Items from a dataset
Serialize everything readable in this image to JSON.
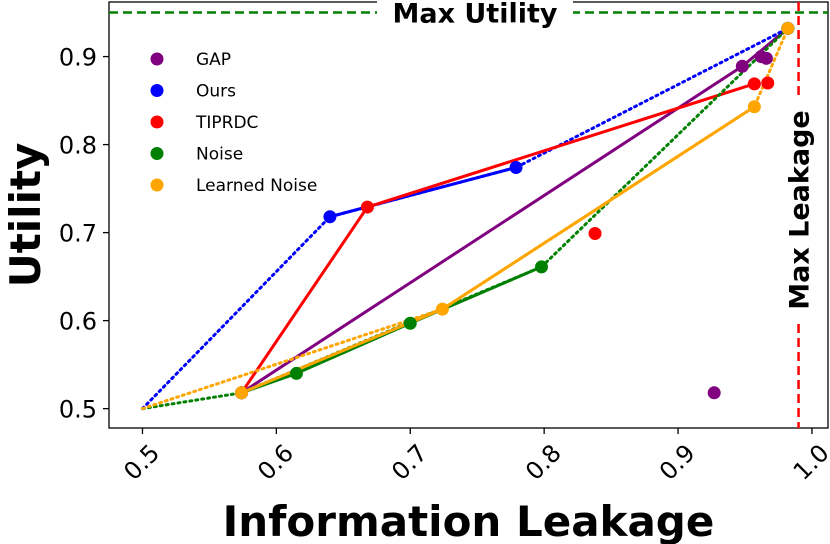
{
  "chart_data": {
    "type": "scatter",
    "title": "",
    "xlabel": "Information Leakage",
    "ylabel": "Utility",
    "xlim": [
      0.475,
      1.012
    ],
    "ylim": [
      0.478,
      0.962
    ],
    "xticks": [
      0.5,
      0.6,
      0.7,
      0.8,
      0.9,
      1.0
    ],
    "xtick_labels": [
      "0.5",
      "0.6",
      "0.7",
      "0.8",
      "0.9",
      "1.0"
    ],
    "yticks": [
      0.5,
      0.6,
      0.7,
      0.8,
      0.9
    ],
    "ytick_labels": [
      "0.5",
      "0.6",
      "0.7",
      "0.8",
      "0.9"
    ],
    "grid": false,
    "legend_position": "top-left",
    "reference_lines": [
      {
        "orientation": "horizontal",
        "value": 0.95,
        "label": "Max Utility",
        "color": "#008000"
      },
      {
        "orientation": "vertical",
        "value": 0.99,
        "label": "Max Leakage",
        "color": "#ff0000"
      }
    ],
    "series": [
      {
        "name": "GAP",
        "color": "#800080",
        "points": [
          [
            0.574,
            0.518
          ],
          [
            0.948,
            0.889
          ],
          [
            0.962,
            0.9
          ],
          [
            0.966,
            0.898
          ],
          [
            0.982,
            0.932
          ],
          [
            0.927,
            0.518
          ]
        ],
        "solid_path": [
          [
            0.574,
            0.518
          ],
          [
            0.948,
            0.889
          ],
          [
            0.982,
            0.932
          ]
        ],
        "dotted_path": []
      },
      {
        "name": "Ours",
        "color": "#0000ff",
        "points": [
          [
            0.64,
            0.718
          ],
          [
            0.779,
            0.774
          ],
          [
            0.982,
            0.932
          ]
        ],
        "solid_path": [
          [
            0.64,
            0.718
          ],
          [
            0.779,
            0.774
          ]
        ],
        "dotted_path": [
          [
            0.5,
            0.5
          ],
          [
            0.64,
            0.718
          ],
          [
            0.779,
            0.774
          ],
          [
            0.982,
            0.932
          ]
        ]
      },
      {
        "name": "TIPRDC",
        "color": "#ff0000",
        "points": [
          [
            0.574,
            0.518
          ],
          [
            0.668,
            0.729
          ],
          [
            0.838,
            0.699
          ],
          [
            0.957,
            0.869
          ],
          [
            0.967,
            0.87
          ]
        ],
        "solid_path": [
          [
            0.574,
            0.518
          ],
          [
            0.668,
            0.729
          ],
          [
            0.957,
            0.869
          ]
        ],
        "dotted_path": []
      },
      {
        "name": "Noise",
        "color": "#008000",
        "points": [
          [
            0.574,
            0.518
          ],
          [
            0.615,
            0.54
          ],
          [
            0.7,
            0.597
          ],
          [
            0.798,
            0.661
          ],
          [
            0.982,
            0.932
          ]
        ],
        "solid_path": [
          [
            0.574,
            0.518
          ],
          [
            0.615,
            0.54
          ],
          [
            0.7,
            0.597
          ],
          [
            0.798,
            0.661
          ]
        ],
        "dotted_path": [
          [
            0.5,
            0.5
          ],
          [
            0.574,
            0.518
          ],
          [
            0.798,
            0.661
          ],
          [
            0.982,
            0.932
          ]
        ]
      },
      {
        "name": "Learned Noise",
        "color": "#ffa500",
        "points": [
          [
            0.574,
            0.518
          ],
          [
            0.724,
            0.613
          ],
          [
            0.957,
            0.843
          ],
          [
            0.982,
            0.932
          ]
        ],
        "solid_path": [
          [
            0.574,
            0.518
          ],
          [
            0.724,
            0.613
          ],
          [
            0.957,
            0.843
          ]
        ],
        "dotted_path": [
          [
            0.5,
            0.5
          ],
          [
            0.724,
            0.613
          ],
          [
            0.957,
            0.843
          ],
          [
            0.982,
            0.932
          ]
        ]
      }
    ]
  }
}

DO THIS
Omitting all images, retype each line of the records precisely.

SOLUTION TO THIS EXERCISE
Serialize everything readable in this image to JSON.
{
  "chart_data": {
    "type": "scatter",
    "title": "",
    "xlabel": "Information Leakage",
    "ylabel": "Utility",
    "xlim": [
      0.475,
      1.012
    ],
    "ylim": [
      0.478,
      0.962
    ],
    "xticks": [
      0.5,
      0.6,
      0.7,
      0.8,
      0.9,
      1.0
    ],
    "xtick_labels": [
      "0.5",
      "0.6",
      "0.7",
      "0.8",
      "0.9",
      "1.0"
    ],
    "yticks": [
      0.5,
      0.6,
      0.7,
      0.8,
      0.9
    ],
    "ytick_labels": [
      "0.5",
      "0.6",
      "0.7",
      "0.8",
      "0.9"
    ],
    "grid": false,
    "legend_position": "top-left",
    "reference_lines": [
      {
        "orientation": "horizontal",
        "value": 0.95,
        "label": "Max Utility",
        "color": "#008000"
      },
      {
        "orientation": "vertical",
        "value": 0.99,
        "label": "Max Leakage",
        "color": "#ff0000"
      }
    ],
    "series": [
      {
        "name": "GAP",
        "color": "#800080",
        "points": [
          [
            0.574,
            0.518
          ],
          [
            0.948,
            0.889
          ],
          [
            0.962,
            0.9
          ],
          [
            0.966,
            0.898
          ],
          [
            0.982,
            0.932
          ],
          [
            0.927,
            0.518
          ]
        ],
        "solid_path": [
          [
            0.574,
            0.518
          ],
          [
            0.948,
            0.889
          ],
          [
            0.982,
            0.932
          ]
        ],
        "dotted_path": []
      },
      {
        "name": "Ours",
        "color": "#0000ff",
        "points": [
          [
            0.64,
            0.718
          ],
          [
            0.779,
            0.774
          ],
          [
            0.982,
            0.932
          ]
        ],
        "solid_path": [
          [
            0.64,
            0.718
          ],
          [
            0.779,
            0.774
          ]
        ],
        "dotted_path": [
          [
            0.5,
            0.5
          ],
          [
            0.64,
            0.718
          ],
          [
            0.779,
            0.774
          ],
          [
            0.982,
            0.932
          ]
        ]
      },
      {
        "name": "TIPRDC",
        "color": "#ff0000",
        "points": [
          [
            0.574,
            0.518
          ],
          [
            0.668,
            0.729
          ],
          [
            0.838,
            0.699
          ],
          [
            0.957,
            0.869
          ],
          [
            0.967,
            0.87
          ]
        ],
        "solid_path": [
          [
            0.574,
            0.518
          ],
          [
            0.668,
            0.729
          ],
          [
            0.957,
            0.869
          ]
        ],
        "dotted_path": []
      },
      {
        "name": "Noise",
        "color": "#008000",
        "points": [
          [
            0.574,
            0.518
          ],
          [
            0.615,
            0.54
          ],
          [
            0.7,
            0.597
          ],
          [
            0.798,
            0.661
          ],
          [
            0.982,
            0.932
          ]
        ],
        "solid_path": [
          [
            0.574,
            0.518
          ],
          [
            0.615,
            0.54
          ],
          [
            0.7,
            0.597
          ],
          [
            0.798,
            0.661
          ]
        ],
        "dotted_path": [
          [
            0.5,
            0.5
          ],
          [
            0.574,
            0.518
          ],
          [
            0.798,
            0.661
          ],
          [
            0.982,
            0.932
          ]
        ]
      },
      {
        "name": "Learned Noise",
        "color": "#ffa500",
        "points": [
          [
            0.574,
            0.518
          ],
          [
            0.724,
            0.613
          ],
          [
            0.957,
            0.843
          ],
          [
            0.982,
            0.932
          ]
        ],
        "solid_path": [
          [
            0.574,
            0.518
          ],
          [
            0.724,
            0.613
          ],
          [
            0.957,
            0.843
          ]
        ],
        "dotted_path": [
          [
            0.5,
            0.5
          ],
          [
            0.724,
            0.613
          ],
          [
            0.957,
            0.843
          ],
          [
            0.982,
            0.932
          ]
        ]
      }
    ]
  }
}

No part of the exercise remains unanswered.